(GIVEN TASK) Copy all of the data below word for word, keeping every line in its original order and changing nothing.

(ENTRIES)
★ ★ ★ ★ ★ ★ ★
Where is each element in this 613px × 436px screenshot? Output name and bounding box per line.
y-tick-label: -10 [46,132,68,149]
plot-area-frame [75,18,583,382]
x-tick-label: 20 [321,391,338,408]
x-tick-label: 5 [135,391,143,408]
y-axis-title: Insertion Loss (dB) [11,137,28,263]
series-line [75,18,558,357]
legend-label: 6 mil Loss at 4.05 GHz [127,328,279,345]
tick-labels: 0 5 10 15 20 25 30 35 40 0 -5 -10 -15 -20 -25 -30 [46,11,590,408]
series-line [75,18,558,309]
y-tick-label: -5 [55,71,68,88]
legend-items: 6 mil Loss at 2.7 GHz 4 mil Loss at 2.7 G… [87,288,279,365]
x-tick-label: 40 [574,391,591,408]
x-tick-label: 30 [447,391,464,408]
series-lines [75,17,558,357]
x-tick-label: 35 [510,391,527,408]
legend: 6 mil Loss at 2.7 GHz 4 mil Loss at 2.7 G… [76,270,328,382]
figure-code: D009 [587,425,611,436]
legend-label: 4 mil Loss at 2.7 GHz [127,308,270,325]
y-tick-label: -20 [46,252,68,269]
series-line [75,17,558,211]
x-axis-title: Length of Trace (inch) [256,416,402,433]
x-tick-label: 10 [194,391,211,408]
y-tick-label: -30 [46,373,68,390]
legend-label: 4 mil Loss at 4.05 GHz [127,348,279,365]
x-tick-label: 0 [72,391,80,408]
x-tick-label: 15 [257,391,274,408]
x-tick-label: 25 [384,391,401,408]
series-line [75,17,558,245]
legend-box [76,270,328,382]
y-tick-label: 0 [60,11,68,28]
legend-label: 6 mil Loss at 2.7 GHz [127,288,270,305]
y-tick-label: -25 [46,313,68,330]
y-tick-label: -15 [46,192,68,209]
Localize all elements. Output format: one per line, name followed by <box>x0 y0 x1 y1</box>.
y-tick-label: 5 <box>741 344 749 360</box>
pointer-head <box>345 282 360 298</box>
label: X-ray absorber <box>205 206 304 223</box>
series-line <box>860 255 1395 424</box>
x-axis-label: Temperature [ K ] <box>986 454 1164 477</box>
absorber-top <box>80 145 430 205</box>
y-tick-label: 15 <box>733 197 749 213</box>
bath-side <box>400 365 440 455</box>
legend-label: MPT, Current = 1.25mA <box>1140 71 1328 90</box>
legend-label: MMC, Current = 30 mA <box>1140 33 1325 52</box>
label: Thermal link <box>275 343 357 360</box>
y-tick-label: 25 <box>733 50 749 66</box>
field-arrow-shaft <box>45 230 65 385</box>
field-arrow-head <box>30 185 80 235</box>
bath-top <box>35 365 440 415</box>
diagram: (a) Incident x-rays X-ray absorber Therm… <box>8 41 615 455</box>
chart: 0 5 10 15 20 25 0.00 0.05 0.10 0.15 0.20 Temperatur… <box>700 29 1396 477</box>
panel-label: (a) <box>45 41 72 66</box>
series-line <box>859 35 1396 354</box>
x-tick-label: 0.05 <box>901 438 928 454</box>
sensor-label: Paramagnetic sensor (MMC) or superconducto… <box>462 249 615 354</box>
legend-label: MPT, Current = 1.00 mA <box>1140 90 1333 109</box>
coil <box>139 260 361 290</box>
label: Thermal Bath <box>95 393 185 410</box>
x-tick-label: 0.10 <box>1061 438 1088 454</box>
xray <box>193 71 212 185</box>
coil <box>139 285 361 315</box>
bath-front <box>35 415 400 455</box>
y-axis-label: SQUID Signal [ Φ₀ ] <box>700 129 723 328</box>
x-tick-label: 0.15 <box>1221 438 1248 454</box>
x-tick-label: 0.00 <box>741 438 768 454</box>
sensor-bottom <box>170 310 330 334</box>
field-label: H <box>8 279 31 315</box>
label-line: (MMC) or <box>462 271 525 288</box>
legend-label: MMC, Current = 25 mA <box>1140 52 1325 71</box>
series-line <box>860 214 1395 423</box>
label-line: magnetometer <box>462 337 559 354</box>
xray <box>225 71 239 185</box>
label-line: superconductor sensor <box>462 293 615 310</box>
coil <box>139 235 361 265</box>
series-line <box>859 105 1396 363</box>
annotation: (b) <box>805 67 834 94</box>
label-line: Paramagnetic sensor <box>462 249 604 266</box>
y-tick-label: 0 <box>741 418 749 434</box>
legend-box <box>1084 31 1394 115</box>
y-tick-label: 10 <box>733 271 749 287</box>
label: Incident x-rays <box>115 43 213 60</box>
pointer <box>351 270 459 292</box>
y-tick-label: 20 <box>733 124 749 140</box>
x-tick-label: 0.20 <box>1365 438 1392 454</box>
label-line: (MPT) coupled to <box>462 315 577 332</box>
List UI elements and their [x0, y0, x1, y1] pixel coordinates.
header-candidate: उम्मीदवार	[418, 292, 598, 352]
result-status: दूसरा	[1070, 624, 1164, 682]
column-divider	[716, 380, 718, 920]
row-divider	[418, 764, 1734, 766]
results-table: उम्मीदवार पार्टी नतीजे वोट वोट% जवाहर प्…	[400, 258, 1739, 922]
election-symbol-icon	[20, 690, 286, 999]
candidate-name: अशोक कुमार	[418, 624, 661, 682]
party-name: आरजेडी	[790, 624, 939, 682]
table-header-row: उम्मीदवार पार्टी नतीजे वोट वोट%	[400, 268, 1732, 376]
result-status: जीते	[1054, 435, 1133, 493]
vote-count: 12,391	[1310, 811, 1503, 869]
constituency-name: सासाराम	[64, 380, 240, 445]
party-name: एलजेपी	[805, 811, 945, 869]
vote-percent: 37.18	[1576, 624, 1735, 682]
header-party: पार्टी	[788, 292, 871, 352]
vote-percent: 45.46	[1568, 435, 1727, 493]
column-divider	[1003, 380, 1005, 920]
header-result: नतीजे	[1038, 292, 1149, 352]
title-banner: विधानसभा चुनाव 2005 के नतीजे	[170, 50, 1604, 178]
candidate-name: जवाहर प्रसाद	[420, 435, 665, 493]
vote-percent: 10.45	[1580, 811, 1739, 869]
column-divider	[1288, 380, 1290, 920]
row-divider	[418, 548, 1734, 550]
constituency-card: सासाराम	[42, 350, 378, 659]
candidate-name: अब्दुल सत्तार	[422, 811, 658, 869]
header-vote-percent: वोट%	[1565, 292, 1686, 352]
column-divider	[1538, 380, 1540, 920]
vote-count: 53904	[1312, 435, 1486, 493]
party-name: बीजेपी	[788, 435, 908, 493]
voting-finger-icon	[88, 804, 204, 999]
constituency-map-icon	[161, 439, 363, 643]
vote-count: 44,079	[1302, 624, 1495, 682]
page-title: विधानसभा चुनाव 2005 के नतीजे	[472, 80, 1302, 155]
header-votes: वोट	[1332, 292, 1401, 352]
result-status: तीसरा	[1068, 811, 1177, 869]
★ ★ ★ ★ ★ ★ ★
(FINISHED ANSWER)
Where is each element in this 613px × 436px screenshot? Output name and bounding box per line.
y-tick-label: -10 [46,132,68,149]
plot-area-frame [75,18,583,382]
x-tick-label: 20 [321,391,338,408]
x-tick-label: 5 [135,391,143,408]
y-axis-title: Insertion Loss (dB) [11,137,28,263]
series-line [75,18,558,357]
legend-label: 6 mil Loss at 4.05 GHz [127,328,279,345]
tick-labels: 0 5 10 15 20 25 30 35 40 0 -5 -10 -15 -20 -25 -30 [46,11,590,408]
series-line [75,18,558,309]
y-tick-label: -5 [55,71,68,88]
legend-items: 6 mil Loss at 2.7 GHz 4 mil Loss at 2.7 G… [87,288,279,365]
x-tick-label: 40 [574,391,591,408]
x-tick-label: 30 [447,391,464,408]
series-lines [75,17,558,357]
x-tick-label: 35 [510,391,527,408]
legend: 6 mil Loss at 2.7 GHz 4 mil Loss at 2.7 G… [76,270,328,382]
figure-code: D009 [587,425,611,436]
legend-label: 4 mil Loss at 2.7 GHz [127,308,270,325]
y-tick-label: -20 [46,252,68,269]
series-line [75,17,558,211]
x-axis-title: Length of Trace (inch) [256,416,402,433]
x-tick-label: 10 [194,391,211,408]
y-tick-label: -30 [46,373,68,390]
legend-label: 4 mil Loss at 4.05 GHz [127,348,279,365]
x-tick-label: 0 [72,391,80,408]
x-tick-label: 15 [257,391,274,408]
x-tick-label: 25 [384,391,401,408]
series-line [75,17,558,245]
legend-box [76,270,328,382]
y-tick-label: 0 [60,11,68,28]
legend-label: 6 mil Loss at 2.7 GHz [127,288,270,305]
y-tick-label: -25 [46,313,68,330]
y-tick-label: -15 [46,192,68,209]
Localize all elements. Output format: one per line, name followed by <box>x0 y0 x1 y1</box>.
y-tick-label: 5 <box>741 344 749 360</box>
pointer-head <box>345 282 360 298</box>
label: X-ray absorber <box>205 206 304 223</box>
series-line <box>860 255 1395 424</box>
x-axis-label: Temperature [ K ] <box>986 454 1164 477</box>
absorber-top <box>80 145 430 205</box>
y-tick-label: 15 <box>733 197 749 213</box>
bath-side <box>400 365 440 455</box>
legend-label: MPT, Current = 1.25mA <box>1140 71 1328 90</box>
legend-label: MMC, Current = 30 mA <box>1140 33 1325 52</box>
label: Thermal link <box>275 343 357 360</box>
y-tick-label: 25 <box>733 50 749 66</box>
field-arrow-shaft <box>45 230 65 385</box>
field-arrow-head <box>30 185 80 235</box>
bath-top <box>35 365 440 415</box>
diagram: (a) Incident x-rays X-ray absorber Therm… <box>8 41 615 455</box>
chart: 0 5 10 15 20 25 0.00 0.05 0.10 0.15 0.20 Temperatur… <box>700 29 1396 477</box>
panel-label: (a) <box>45 41 72 66</box>
series-line <box>859 35 1396 354</box>
x-tick-label: 0.05 <box>901 438 928 454</box>
sensor-label: Paramagnetic sensor (MMC) or superconducto… <box>462 249 615 354</box>
legend-label: MPT, Current = 1.00 mA <box>1140 90 1333 109</box>
coil <box>139 260 361 290</box>
label: Thermal Bath <box>95 393 185 410</box>
x-tick-label: 0.10 <box>1061 438 1088 454</box>
xray <box>193 71 212 185</box>
coil <box>139 285 361 315</box>
bath-front <box>35 415 400 455</box>
y-axis-label: SQUID Signal [ Φ₀ ] <box>700 129 723 328</box>
x-tick-label: 0.15 <box>1221 438 1248 454</box>
x-tick-label: 0.00 <box>741 438 768 454</box>
sensor-bottom <box>170 310 330 334</box>
field-label: H <box>8 279 31 315</box>
label-line: (MMC) or <box>462 271 525 288</box>
legend-label: MMC, Current = 25 mA <box>1140 52 1325 71</box>
series-line <box>860 214 1395 423</box>
label-line: magnetometer <box>462 337 559 354</box>
xray <box>225 71 239 185</box>
label-line: superconductor sensor <box>462 293 615 310</box>
coil <box>139 235 361 265</box>
series-line <box>859 105 1396 363</box>
annotation: (b) <box>805 67 834 94</box>
label-line: Paramagnetic sensor <box>462 249 604 266</box>
y-tick-label: 0 <box>741 418 749 434</box>
legend-box <box>1084 31 1394 115</box>
y-tick-label: 10 <box>733 271 749 287</box>
label: Incident x-rays <box>115 43 213 60</box>
pointer <box>351 270 459 292</box>
y-tick-label: 20 <box>733 124 749 140</box>
x-tick-label: 0.20 <box>1365 438 1392 454</box>
label-line: (MPT) coupled to <box>462 315 577 332</box>
List UI elements and their [x0, y0, x1, y1] pixel coordinates.
header-candidate: उम्मीदवार	[418, 292, 598, 352]
result-status: दूसरा	[1070, 624, 1164, 682]
column-divider	[716, 380, 718, 920]
row-divider	[418, 764, 1734, 766]
results-table: उम्मीदवार पार्टी नतीजे वोट वोट% जवाहर प्…	[400, 258, 1739, 922]
election-symbol-icon	[20, 690, 286, 999]
candidate-name: अशोक कुमार	[418, 624, 661, 682]
party-name: आरजेडी	[790, 624, 939, 682]
table-header-row: उम्मीदवार पार्टी नतीजे वोट वोट%	[400, 268, 1732, 376]
result-status: जीते	[1054, 435, 1133, 493]
vote-count: 12,391	[1310, 811, 1503, 869]
constituency-name: सासाराम	[64, 380, 240, 445]
party-name: एलजेपी	[805, 811, 945, 869]
vote-percent: 37.18	[1576, 624, 1735, 682]
header-party: पार्टी	[788, 292, 871, 352]
vote-percent: 45.46	[1568, 435, 1727, 493]
column-divider	[1003, 380, 1005, 920]
header-result: नतीजे	[1038, 292, 1149, 352]
title-banner: विधानसभा चुनाव 2005 के नतीजे	[170, 50, 1604, 178]
candidate-name: जवाहर प्रसाद	[420, 435, 665, 493]
vote-percent: 10.45	[1580, 811, 1739, 869]
column-divider	[1288, 380, 1290, 920]
row-divider	[418, 548, 1734, 550]
constituency-card: सासाराम	[42, 350, 378, 659]
candidate-name: अब्दुल सत्तार	[422, 811, 658, 869]
header-vote-percent: वोट%	[1565, 292, 1686, 352]
column-divider	[1538, 380, 1540, 920]
vote-count: 53904	[1312, 435, 1486, 493]
party-name: बीजेपी	[788, 435, 908, 493]
voting-finger-icon	[88, 804, 204, 999]
constituency-map-icon	[161, 439, 363, 643]
vote-count: 44,079	[1302, 624, 1495, 682]
page-title: विधानसभा चुनाव 2005 के नतीजे	[472, 80, 1302, 155]
header-votes: वोट	[1332, 292, 1401, 352]
result-status: तीसरा	[1068, 811, 1177, 869]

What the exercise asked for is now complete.